[Figure contents as structured data]
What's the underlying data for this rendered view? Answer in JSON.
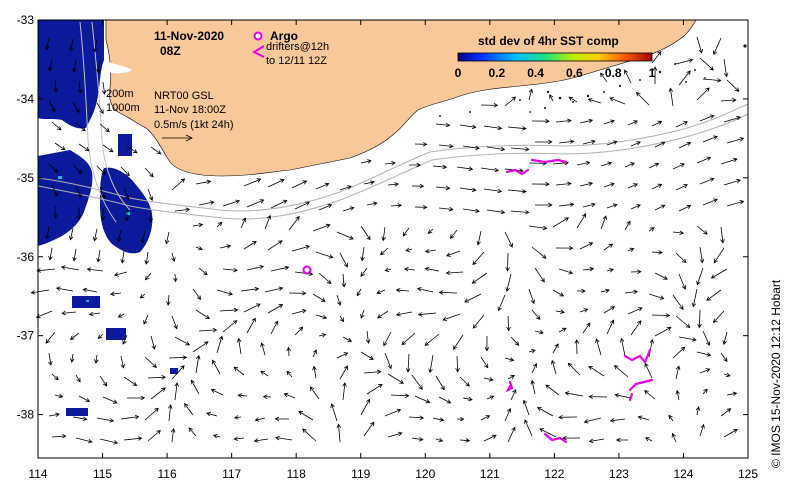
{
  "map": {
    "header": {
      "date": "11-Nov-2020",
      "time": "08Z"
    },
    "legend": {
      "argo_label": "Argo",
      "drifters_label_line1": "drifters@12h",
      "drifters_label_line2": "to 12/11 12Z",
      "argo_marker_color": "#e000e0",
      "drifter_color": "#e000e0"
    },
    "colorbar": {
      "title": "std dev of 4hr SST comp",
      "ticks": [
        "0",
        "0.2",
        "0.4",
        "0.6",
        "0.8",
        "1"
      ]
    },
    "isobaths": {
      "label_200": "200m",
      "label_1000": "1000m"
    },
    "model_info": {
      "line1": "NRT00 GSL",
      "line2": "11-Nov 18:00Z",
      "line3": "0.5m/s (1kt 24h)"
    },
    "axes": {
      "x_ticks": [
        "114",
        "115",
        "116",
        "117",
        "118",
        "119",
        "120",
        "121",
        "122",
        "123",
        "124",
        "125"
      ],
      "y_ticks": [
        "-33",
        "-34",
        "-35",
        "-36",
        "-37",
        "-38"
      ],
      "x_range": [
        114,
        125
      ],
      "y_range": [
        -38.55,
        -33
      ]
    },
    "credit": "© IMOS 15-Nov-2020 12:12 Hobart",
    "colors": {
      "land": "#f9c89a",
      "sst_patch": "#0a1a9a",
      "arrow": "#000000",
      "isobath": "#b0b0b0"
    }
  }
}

--

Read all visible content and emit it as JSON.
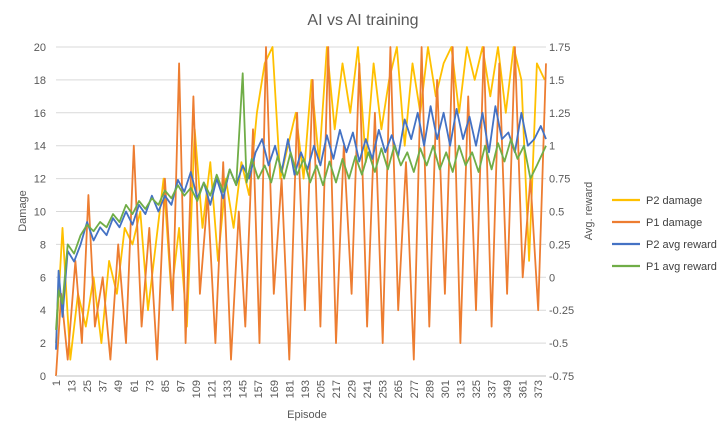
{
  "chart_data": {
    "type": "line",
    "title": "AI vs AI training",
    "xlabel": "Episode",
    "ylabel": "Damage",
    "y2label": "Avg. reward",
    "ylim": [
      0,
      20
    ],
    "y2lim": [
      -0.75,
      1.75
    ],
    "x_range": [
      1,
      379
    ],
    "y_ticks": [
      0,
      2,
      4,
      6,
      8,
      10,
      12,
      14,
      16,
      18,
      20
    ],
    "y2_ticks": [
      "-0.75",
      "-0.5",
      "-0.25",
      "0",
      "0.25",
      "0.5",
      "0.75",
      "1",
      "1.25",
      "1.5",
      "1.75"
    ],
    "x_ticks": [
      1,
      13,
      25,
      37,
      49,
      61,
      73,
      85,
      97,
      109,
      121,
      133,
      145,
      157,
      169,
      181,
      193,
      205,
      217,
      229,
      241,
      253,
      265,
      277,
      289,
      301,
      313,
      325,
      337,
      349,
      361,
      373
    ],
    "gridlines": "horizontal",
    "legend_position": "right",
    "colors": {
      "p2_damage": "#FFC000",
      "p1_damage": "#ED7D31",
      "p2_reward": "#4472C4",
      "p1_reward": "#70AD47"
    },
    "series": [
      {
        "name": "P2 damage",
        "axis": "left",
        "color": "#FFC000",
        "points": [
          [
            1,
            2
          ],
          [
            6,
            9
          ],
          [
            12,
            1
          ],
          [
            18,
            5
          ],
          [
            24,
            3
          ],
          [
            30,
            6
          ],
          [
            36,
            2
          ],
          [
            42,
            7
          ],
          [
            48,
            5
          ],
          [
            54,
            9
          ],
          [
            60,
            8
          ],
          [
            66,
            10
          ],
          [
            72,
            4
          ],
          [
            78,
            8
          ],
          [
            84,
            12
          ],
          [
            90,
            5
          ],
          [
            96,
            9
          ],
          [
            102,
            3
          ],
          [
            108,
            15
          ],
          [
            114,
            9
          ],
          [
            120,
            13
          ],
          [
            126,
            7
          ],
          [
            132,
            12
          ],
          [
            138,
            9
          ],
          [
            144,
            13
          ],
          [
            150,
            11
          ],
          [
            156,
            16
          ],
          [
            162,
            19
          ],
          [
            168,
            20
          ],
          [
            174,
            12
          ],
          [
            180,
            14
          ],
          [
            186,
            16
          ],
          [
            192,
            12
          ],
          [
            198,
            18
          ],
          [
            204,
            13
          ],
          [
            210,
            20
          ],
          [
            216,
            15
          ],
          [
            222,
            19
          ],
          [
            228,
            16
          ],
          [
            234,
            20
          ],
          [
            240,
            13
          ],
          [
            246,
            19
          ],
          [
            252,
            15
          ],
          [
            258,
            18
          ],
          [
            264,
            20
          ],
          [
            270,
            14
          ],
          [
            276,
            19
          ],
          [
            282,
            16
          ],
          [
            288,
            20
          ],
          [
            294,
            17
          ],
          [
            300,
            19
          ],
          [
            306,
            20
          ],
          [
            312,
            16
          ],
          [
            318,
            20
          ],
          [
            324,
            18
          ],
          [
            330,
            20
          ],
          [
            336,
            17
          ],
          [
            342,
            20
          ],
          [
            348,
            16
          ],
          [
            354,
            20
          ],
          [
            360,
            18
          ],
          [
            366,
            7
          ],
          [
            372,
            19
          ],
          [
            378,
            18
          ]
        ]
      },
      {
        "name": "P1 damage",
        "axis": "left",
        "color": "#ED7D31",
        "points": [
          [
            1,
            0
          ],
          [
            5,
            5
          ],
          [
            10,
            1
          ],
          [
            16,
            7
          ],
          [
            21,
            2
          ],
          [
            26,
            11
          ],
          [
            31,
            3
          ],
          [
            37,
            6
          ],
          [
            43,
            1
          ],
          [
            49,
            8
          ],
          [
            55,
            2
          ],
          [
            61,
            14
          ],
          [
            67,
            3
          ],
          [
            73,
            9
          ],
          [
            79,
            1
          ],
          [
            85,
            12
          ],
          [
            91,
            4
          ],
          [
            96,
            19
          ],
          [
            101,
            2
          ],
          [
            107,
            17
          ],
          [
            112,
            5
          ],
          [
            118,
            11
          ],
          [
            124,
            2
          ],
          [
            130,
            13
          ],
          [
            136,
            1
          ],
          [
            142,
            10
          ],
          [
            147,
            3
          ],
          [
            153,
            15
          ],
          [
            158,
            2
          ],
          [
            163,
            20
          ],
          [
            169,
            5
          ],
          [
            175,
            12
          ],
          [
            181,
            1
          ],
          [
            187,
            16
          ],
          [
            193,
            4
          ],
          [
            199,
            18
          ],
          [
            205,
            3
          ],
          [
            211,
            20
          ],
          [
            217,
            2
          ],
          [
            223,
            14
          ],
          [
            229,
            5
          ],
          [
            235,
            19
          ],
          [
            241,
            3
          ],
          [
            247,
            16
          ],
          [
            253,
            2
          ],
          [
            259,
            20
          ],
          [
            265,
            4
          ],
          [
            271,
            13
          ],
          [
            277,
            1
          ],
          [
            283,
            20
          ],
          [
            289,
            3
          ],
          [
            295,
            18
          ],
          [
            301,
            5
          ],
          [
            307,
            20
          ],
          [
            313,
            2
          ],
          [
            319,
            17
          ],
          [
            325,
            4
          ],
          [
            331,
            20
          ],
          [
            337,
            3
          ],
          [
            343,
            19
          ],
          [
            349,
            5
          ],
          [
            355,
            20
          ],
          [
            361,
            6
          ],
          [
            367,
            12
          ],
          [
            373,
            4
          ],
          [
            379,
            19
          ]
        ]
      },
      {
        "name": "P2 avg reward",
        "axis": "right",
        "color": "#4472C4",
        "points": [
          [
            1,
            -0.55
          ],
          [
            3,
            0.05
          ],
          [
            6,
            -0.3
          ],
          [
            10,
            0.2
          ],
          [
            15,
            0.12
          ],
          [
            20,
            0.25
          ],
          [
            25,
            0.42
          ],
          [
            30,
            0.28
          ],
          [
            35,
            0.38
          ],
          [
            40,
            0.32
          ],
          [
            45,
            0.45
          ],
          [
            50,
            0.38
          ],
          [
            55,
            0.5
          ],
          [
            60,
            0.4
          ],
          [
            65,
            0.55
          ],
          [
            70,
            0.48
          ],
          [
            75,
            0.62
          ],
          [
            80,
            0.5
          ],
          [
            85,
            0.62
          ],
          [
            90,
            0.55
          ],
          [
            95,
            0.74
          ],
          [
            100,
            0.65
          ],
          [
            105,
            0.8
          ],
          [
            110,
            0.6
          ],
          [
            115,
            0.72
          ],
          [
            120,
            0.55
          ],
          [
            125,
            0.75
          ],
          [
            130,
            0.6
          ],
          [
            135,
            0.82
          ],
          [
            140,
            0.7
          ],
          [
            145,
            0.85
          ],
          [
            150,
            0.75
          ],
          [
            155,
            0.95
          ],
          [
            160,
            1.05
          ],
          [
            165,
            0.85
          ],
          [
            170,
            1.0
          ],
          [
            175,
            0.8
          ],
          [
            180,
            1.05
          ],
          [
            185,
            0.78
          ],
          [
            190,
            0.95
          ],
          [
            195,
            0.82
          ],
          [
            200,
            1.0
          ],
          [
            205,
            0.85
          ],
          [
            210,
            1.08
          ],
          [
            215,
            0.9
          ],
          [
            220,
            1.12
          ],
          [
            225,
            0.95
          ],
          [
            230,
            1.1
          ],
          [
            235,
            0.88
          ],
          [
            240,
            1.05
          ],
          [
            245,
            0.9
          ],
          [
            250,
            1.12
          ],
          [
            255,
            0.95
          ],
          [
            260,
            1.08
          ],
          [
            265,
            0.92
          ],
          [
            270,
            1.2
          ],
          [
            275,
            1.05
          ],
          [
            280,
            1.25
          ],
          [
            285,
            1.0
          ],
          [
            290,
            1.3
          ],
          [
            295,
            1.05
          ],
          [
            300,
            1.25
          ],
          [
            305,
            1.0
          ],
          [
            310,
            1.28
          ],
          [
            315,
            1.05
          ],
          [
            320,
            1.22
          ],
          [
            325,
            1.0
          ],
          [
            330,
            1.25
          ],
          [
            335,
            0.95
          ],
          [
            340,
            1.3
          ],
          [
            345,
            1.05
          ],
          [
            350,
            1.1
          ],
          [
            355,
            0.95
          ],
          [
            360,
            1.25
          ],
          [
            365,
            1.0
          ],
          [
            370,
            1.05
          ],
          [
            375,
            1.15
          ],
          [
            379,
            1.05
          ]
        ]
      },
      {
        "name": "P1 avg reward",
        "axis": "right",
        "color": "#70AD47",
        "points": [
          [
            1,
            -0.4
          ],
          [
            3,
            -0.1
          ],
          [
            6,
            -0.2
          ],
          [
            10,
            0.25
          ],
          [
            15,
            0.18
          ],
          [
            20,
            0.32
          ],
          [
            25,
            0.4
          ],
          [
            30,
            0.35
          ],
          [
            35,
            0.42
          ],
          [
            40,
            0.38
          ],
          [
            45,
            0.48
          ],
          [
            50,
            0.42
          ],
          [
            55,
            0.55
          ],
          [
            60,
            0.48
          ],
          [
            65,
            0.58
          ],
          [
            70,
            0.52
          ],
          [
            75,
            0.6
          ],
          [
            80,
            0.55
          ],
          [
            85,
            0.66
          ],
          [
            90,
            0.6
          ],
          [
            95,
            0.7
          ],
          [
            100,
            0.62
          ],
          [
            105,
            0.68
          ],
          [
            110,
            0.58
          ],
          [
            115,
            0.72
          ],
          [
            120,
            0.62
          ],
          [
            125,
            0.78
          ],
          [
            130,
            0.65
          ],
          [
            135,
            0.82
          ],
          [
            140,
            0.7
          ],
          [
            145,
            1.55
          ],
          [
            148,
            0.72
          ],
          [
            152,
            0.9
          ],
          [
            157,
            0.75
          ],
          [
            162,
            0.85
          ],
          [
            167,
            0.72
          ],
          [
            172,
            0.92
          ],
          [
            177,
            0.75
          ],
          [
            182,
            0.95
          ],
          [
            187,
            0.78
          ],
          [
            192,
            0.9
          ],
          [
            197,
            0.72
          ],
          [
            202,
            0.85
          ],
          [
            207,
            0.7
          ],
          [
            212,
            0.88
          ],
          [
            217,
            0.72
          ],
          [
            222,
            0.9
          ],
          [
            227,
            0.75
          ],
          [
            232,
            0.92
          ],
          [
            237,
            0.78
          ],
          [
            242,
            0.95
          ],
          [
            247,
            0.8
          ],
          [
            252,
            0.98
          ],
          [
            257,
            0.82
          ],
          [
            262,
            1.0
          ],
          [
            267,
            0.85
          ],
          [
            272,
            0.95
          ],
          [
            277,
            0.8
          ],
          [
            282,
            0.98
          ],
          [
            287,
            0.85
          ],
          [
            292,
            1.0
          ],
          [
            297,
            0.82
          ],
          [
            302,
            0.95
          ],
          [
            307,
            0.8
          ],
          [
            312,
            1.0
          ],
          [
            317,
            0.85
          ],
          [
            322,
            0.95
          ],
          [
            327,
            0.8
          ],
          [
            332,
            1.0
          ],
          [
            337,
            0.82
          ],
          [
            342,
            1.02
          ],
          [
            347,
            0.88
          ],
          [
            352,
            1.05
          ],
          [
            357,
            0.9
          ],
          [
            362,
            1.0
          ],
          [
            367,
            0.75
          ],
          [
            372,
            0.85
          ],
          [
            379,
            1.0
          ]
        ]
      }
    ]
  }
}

__Task directions__
Copy out all lines that carry the word "title".

__Correct output__
      "title": "std dev of 4hr SST comp",
    "title": "AI vs AI training",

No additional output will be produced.